## BEGIN

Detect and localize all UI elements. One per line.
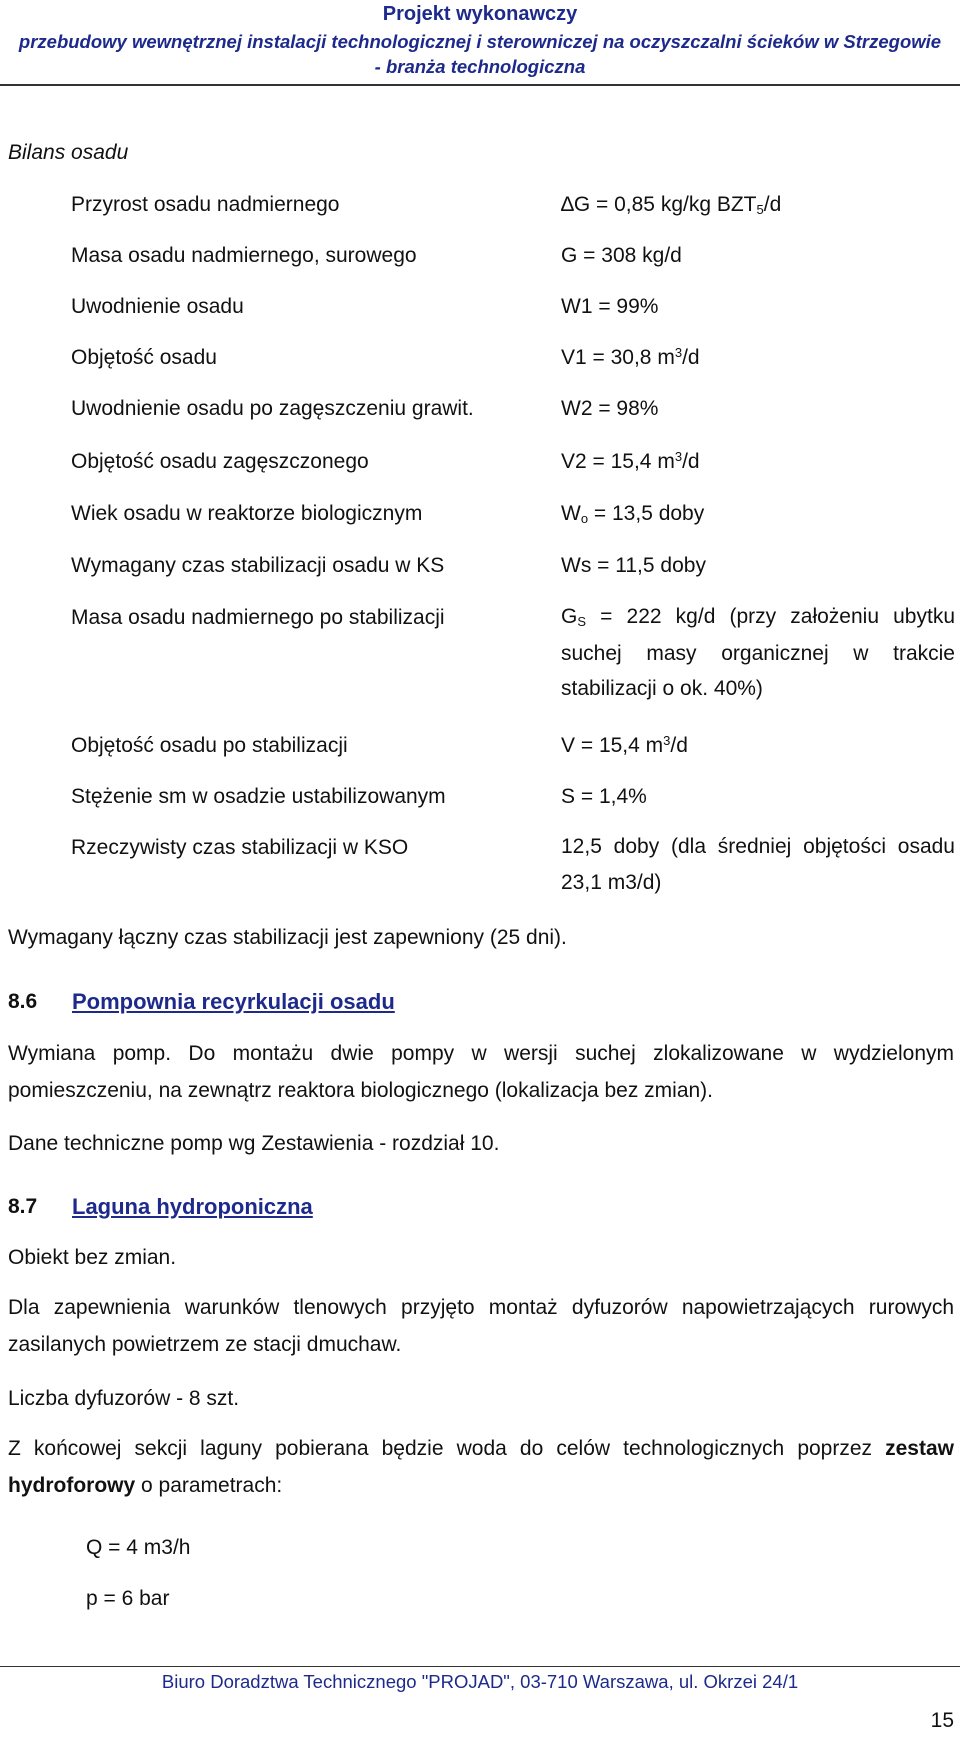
section-number: 8.6 <box>8 990 38 1013</box>
balance-label: Uwodnienie osadu <box>71 295 244 318</box>
balance-value: W1 = 99% <box>561 295 659 318</box>
balance-label: Objętość osadu po stabilizacji <box>71 734 348 757</box>
paragraph: Dla zapewnienia warunków tlenowych przyjęto montaż dyfuzorów napowietrzających rurowych zasilanych powietrzem ze stacji dmuchaw. <box>8 1296 954 1356</box>
paragraph: Obiekt bez zmian. <box>8 1246 177 1269</box>
balance-note: Wymagany łączny czas stabilizacji jest zapewniony (25 dni). <box>8 926 567 949</box>
balance-label: Masa osadu nadmiernego, surowego <box>71 244 417 267</box>
balance-value: V = 15,4 $m^3/d$ <box>561 733 688 757</box>
footer-text: Biuro Doradztwa Technicznego "PROJAD", 03-710 Warszawa, ul. Okrzei 24/1 <box>161 1671 799 1692</box>
balance-value: Wo = 13,5 doby <box>561 502 705 526</box>
param-pressure: p = 6 bar <box>86 1587 170 1610</box>
section-number: 8.7 <box>8 1195 38 1218</box>
balance-label: Stężenie sm w osadzie ustabilizowanym <box>71 785 446 808</box>
balance-label: Wiek osadu w reaktorze biologicznym <box>71 502 423 525</box>
header-title: Projekt wykonawczy <box>382 3 578 25</box>
section-title: Pompownia recyrkulacji osadu <box>72 989 395 1014</box>
section-title: Laguna hydroponiczna <box>72 1194 313 1219</box>
balance-value: 12,5 doby (dla średniej objętości osadu 23,1 m3/d) <box>561 835 955 894</box>
balance-label: Rzeczywisty czas stabilizacji w KSO <box>71 836 409 859</box>
header-subtitle: przebudowy wewnętrznej instalacji technologicznej i sterowniczej na oczyszczalni ścieków w Strzegowie <box>18 31 942 52</box>
balance-value: G = 308 kg/d <box>561 244 682 267</box>
balance-label: Masa osadu nadmiernego po stabilizacji <box>71 606 445 629</box>
balance-value: GS = 222 kg/d (przy założeniu ubytku suchej masy organicznej w trakcie stabilizacji o ok. 40%) <box>561 605 955 700</box>
header-branch: - branża technologiczna <box>374 56 586 77</box>
balance-value: S = 1,4% <box>561 785 647 808</box>
page-number: 15 <box>930 1709 954 1732</box>
balance-label: Uwodnienie osadu po zagęszczeniu grawit. <box>71 397 474 420</box>
paragraph: Liczba dyfuzorów - 8 szt. <box>8 1387 240 1410</box>
paragraph: Wymiana pomp. Do montażu dwie pompy w wersji suchej zlokalizowane w wydzielonym pomieszczeniu, na zewnątrz reaktora biologicznego (lokalizacja bez zmian). <box>8 1042 954 1102</box>
balance-value: V2 = 15,4 $m^3/d$ <box>561 449 700 473</box>
balance-value: W2 = 98% <box>561 397 659 420</box>
balance-label: Objętość osadu zagęszczonego <box>71 450 369 473</box>
balance-label: Wymagany czas stabilizacji osadu w KS <box>71 554 445 577</box>
balance-title: Bilans osadu <box>8 141 129 164</box>
header-divider <box>0 84 960 86</box>
footer-divider <box>0 1666 960 1667</box>
balance-label: Objętość osadu <box>71 346 217 369</box>
balance-label: Przyrost osadu nadmiernego <box>71 193 340 216</box>
balance-value: V1 = 30,8 $m^3/d$ <box>561 345 700 369</box>
balance-value: ∆G = 0,85 kg/kg BZT5/d <box>561 193 782 217</box>
paragraph: Dane techniczne pomp wg Zestawienia - rozdział 10. <box>8 1132 500 1155</box>
balance-value: Ws = 11,5 doby <box>561 554 706 577</box>
paragraph: Z końcowej sekcji laguny pobierana będzie woda do celów technologicznych poprzez zestaw hydroforowy o parametrach: <box>8 1437 954 1497</box>
param-flow: Q = 4 m3/h <box>86 1536 191 1559</box>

## END

### [Given exercise]
Rewrite every row above with each "doby" replaced by "dni", leaving everything else unchanged, and omit the pictures.

### [Answer below]
Detect and localize all UI elements. One per line.
section-number: 8.6 <box>8 990 38 1013</box>
balance-label: Uwodnienie osadu <box>71 295 244 318</box>
balance-value: W1 = 99% <box>561 295 659 318</box>
balance-label: Objętość osadu po stabilizacji <box>71 734 348 757</box>
paragraph: Dla zapewnienia warunków tlenowych przyjęto montaż dyfuzorów napowietrzających rurowych zasilanych powietrzem ze stacji dmuchaw. <box>8 1296 954 1356</box>
paragraph: Obiekt bez zmian. <box>8 1246 177 1269</box>
balance-note: Wymagany łączny czas stabilizacji jest zapewniony (25 dni). <box>8 926 567 949</box>
balance-label: Masa osadu nadmiernego, surowego <box>71 244 417 267</box>
balance-value: V = 15,4 $m^3/d$ <box>561 733 688 757</box>
footer-text: Biuro Doradztwa Technicznego "PROJAD", 03-710 Warszawa, ul. Okrzei 24/1 <box>161 1671 799 1692</box>
balance-value: Wo = 13,5 dni <box>561 502 705 526</box>
param-pressure: p = 6 bar <box>86 1587 170 1610</box>
section-number: 8.7 <box>8 1195 38 1218</box>
balance-label: Stężenie sm w osadzie ustabilizowanym <box>71 785 446 808</box>
balance-label: Wiek osadu w reaktorze biologicznym <box>71 502 423 525</box>
header-title: Projekt wykonawczy <box>382 3 578 25</box>
section-title: Pompownia recyrkulacji osadu <box>72 989 395 1014</box>
section-title: Laguna hydroponiczna <box>72 1194 313 1219</box>
balance-value: 12,5 dni (dla średniej objętości osadu 23,1 m3/d) <box>561 835 955 894</box>
balance-label: Rzeczywisty czas stabilizacji w KSO <box>71 836 409 859</box>
header-subtitle: przebudowy wewnętrznej instalacji technologicznej i sterowniczej na oczyszczalni ścieków w Strzegowie <box>18 31 942 52</box>
balance-value: G = 308 kg/d <box>561 244 682 267</box>
balance-label: Masa osadu nadmiernego po stabilizacji <box>71 606 445 629</box>
balance-value: GS = 222 kg/d (przy założeniu ubytku suchej masy organicznej w trakcie stabilizacji o ok. 40%) <box>561 605 955 700</box>
header-branch: - branża technologiczna <box>374 56 586 77</box>
balance-value: S = 1,4% <box>561 785 647 808</box>
page-number: 15 <box>930 1709 954 1732</box>
balance-label: Uwodnienie osadu po zagęszczeniu grawit. <box>71 397 474 420</box>
paragraph: Liczba dyfuzorów - 8 szt. <box>8 1387 240 1410</box>
paragraph: Wymiana pomp. Do montażu dwie pompy w wersji suchej zlokalizowane w wydzielonym pomieszczeniu, na zewnątrz reaktora biologicznego (lokalizacja bez zmian). <box>8 1042 954 1102</box>
balance-value: V2 = 15,4 $m^3/d$ <box>561 449 700 473</box>
balance-value: W2 = 98% <box>561 397 659 420</box>
balance-label: Objętość osadu zagęszczonego <box>71 450 369 473</box>
balance-label: Wymagany czas stabilizacji osadu w KS <box>71 554 445 577</box>
balance-title: Bilans osadu <box>8 141 129 164</box>
header-divider <box>0 84 960 86</box>
footer-divider <box>0 1666 960 1667</box>
balance-label: Objętość osadu <box>71 346 217 369</box>
balance-label: Przyrost osadu nadmiernego <box>71 193 340 216</box>
balance-value: V1 = 30,8 $m^3/d$ <box>561 345 700 369</box>
balance-value: ∆G = 0,85 kg/kg BZT5/d <box>561 193 782 217</box>
paragraph: Dane techniczne pomp wg Zestawienia - rozdział 10. <box>8 1132 500 1155</box>
balance-value: Ws = 11,5 dni <box>561 554 706 577</box>
paragraph: Z końcowej sekcji laguny pobierana będzie woda do celów technologicznych poprzez zestaw hydroforowy o parametrach: <box>8 1437 954 1497</box>
param-flow: Q = 4 m3/h <box>86 1536 191 1559</box>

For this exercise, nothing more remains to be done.